◆ **タスク指示 1**: volver と regresar の違いを扱ったテキストによると、regresar が特に頻繁に使われるのはどの地域のスペイン語ですか。
◆ **タスク指示 2**:
次の (a)〜(c) が volver と regresar の違いを扱ったテキストの内容と一致するか判定してください。それぞれ「はい」か「いいえ」で答え、判断の根拠となるテキストの語句をそのまま引用すること。
(a) volver a + 不定詞 は英語の「again」に対応することがよくある。
(b) regresar は、考えや気持ちまで戻る場合にも幅広く使える動詞として説明されている。
(c) 「Voy a volver a intentarlo.」には「もう一回、やってみるよ。」という日本語が対応している。
◆ **タスク指示 3**: volver と regresar の違いを扱ったテキストの続きを、最後に示された文の後から書き進めてください。

---------- 学習テキスト ----------

2026-06-09
スペイン語の「volver」と「regresar」の違い
「volver」は「戻る」という意味で、戻ってくるニュアンスが幅広く含まれます。一方「regresar」は「場所に戻る」を強く意識し、特にラテンアメリカでよく使われます。
要点
volver と regresar はどちらも「戻る」ですが、volver は「帰ってくる」や「(考えや気持ちまで)戻る」のように幅広く使えます。regresar は「場所に戻る」を強調し、特にラテンアメリカで好まれやすいです。
実用のコツは、volver が volver a + 不定詞 の形で「また...する」という感覚でもよく出てくる点です。
Core meaning: “return” in different flavors
Volver は「return(戻る)」の近い意味をカバーする、とても使いやすい動詞です。人や状態、行動そのものへの「戻り」を表せます。
Regresar は「場所や状況に戻る」ことに焦点が当たりやすく、特にラテンアメリカのスペイン語で頻出です。同じ「明日戻る」でも言い方の印象が少し変わります。
When to use “volver”: the power of “volver a + infinitive”
Volver は「戻る」だけでなく、「もう一度やり直す」「またやる」というニュアンスを出したいときに便利です。特に volver a + 不定詞 が自然で、英語の「again」に対応することがよくあります。
具体例(スペイン語と日本語の対応)です。
Voy a volver a intentarlo.(もう一回、やってみるよ。)
Vuelvo a casa después del trabajo.(仕事のあと家に戻るよ。)
El ruido me hizo volver a la realidad.(その物音で、現実に戻った。)
¿Vas a volver a llamar mañana?(明日また電話するの?)

---------- 提供資料 ----------

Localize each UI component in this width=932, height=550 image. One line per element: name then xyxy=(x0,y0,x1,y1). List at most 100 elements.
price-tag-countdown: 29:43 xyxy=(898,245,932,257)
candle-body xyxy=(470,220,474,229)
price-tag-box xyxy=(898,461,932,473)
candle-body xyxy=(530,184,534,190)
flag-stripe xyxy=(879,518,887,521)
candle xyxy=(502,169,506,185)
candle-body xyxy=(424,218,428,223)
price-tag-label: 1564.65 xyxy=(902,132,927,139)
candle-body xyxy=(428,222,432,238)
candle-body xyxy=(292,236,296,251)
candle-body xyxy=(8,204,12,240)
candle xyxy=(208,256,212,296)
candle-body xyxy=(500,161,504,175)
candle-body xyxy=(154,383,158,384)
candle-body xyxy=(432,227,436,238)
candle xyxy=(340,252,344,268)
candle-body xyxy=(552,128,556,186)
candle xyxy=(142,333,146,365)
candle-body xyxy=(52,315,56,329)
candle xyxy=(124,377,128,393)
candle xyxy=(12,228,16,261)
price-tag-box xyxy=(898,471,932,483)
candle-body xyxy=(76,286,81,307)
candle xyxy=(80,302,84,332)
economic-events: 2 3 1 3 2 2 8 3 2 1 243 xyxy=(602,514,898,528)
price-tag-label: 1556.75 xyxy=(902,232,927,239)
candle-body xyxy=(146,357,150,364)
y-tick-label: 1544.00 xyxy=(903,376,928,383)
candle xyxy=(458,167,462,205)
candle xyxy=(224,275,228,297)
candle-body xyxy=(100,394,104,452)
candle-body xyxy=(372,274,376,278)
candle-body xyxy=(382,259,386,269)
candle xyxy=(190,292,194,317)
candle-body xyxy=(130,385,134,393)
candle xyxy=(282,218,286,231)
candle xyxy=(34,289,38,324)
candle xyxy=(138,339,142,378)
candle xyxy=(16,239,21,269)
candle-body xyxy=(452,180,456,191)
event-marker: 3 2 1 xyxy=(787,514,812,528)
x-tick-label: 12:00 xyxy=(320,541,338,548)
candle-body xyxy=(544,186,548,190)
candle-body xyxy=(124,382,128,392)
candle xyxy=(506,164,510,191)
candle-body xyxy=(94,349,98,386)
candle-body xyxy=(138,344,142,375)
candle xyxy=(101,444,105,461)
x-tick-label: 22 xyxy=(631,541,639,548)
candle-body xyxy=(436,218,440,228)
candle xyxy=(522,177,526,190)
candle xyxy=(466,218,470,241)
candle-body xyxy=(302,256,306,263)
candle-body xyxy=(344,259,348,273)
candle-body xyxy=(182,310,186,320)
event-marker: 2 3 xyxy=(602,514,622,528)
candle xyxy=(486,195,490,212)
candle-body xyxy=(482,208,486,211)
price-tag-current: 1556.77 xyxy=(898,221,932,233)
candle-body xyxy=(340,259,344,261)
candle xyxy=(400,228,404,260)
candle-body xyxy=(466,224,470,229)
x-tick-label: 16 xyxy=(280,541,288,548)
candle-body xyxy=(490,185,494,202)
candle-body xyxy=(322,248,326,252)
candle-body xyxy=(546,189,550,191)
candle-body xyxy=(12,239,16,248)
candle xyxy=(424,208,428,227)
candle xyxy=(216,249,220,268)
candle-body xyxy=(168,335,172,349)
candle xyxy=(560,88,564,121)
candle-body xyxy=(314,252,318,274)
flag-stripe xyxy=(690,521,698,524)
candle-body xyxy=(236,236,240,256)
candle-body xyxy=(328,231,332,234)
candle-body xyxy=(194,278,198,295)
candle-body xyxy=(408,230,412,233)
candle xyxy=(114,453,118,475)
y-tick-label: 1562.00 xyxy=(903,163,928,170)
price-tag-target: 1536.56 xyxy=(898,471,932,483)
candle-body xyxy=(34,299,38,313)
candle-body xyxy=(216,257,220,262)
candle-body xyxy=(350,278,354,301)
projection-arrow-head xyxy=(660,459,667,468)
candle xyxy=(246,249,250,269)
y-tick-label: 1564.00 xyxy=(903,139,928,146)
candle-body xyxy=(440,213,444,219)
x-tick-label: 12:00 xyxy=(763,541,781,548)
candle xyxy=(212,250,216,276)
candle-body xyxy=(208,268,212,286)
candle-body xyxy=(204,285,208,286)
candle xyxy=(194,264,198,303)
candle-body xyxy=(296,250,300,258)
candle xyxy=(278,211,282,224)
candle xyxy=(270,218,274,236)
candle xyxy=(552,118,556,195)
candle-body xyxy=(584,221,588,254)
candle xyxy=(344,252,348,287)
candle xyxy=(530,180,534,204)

----------

◆ **出力結果 1**: ラテンアメリカのスペイン語です。

◆ **出力結果 2**:
(a) はい。『特に volver a + 不定詞 が自然で、英語の「again」に対応することがよくあります。』
(b) いいえ。『regresar は「場所に戻る」を強調し、特にラテンアメリカで好まれやすいです。』
(c) はい。『Voy a volver a intentarlo.(もう一回、やってみるよ。)』

◆ **出力結果 3**:
volver a + 不定詞 は物理的な移動に限らず、日常会話では「やり直し」や「気持ちの切り替え」でもよく使われます。
When to use “regresar”: going back to a place
Regresar は「ある場所や以前の状況に戻る」という点をはっきり強調したいときに向いています。ラテンアメリカでは、案内や道順、時間割の文などでよく耳にします。
例です。
Regresamos al hotel a las ocho.(私たちは8時にホテルに戻ります。)
El tren regresa a la ciudad por la tarde.(その電車は午後に街へ戻ります。)
このような文脈では regresar が「地理的(場所中心)」な響きになりやすく、volver も文法的には成立する場合がありますが、地域や状況によっては regresar のほうがより自然に感じられます。
Volver vs. regresar: quick comparison
次の表は、日常でつまずきやすい違いをまとめたものです。特に volver a + 不定詞 の役割と、regresar が持つ地域的な傾向を押さえましょう。
| Situation | Best choice | Why |
|---|---|---|
| 「もう一度やる」(try again / do again) | volver a + 不定詞 | 「again」に対応する、よく使われる型。 |
| 一般的な「戻る」 | volver(多くの場合いちばん無難) | 意味が広く、場所にも状態にも使える。 |
| 「場所に戻る」(特にラテンアメリカ) | regresar | 場所重視で、ラテンアメリカでの好まれ度が高い。 |
| 「(気持ちや考えの)戻る」 | volver | 身体の移動以外にも頻繁に使われる。 |
How to choose in real conversations
迷ったら、volver は「戻る」と「もう一度」を両方カバーするので安全な選択肢です。ラテンアメリカの相手と話す場面では、「場所に戻る」なら regresar が特に自然に響くことがあります。
目安としては次のとおりです。
volver を選ぶのは、「また(again)」が頭に浮かぶとき、または volver a + 不定詞 の形で柔軟に言いたいときです。
regresar を選ぶのは、「行き先やルートなど明確な場所に戻る」ニュアンスがあるとき、そしてラテンアメリカでよくある言い方に寄せたいときです。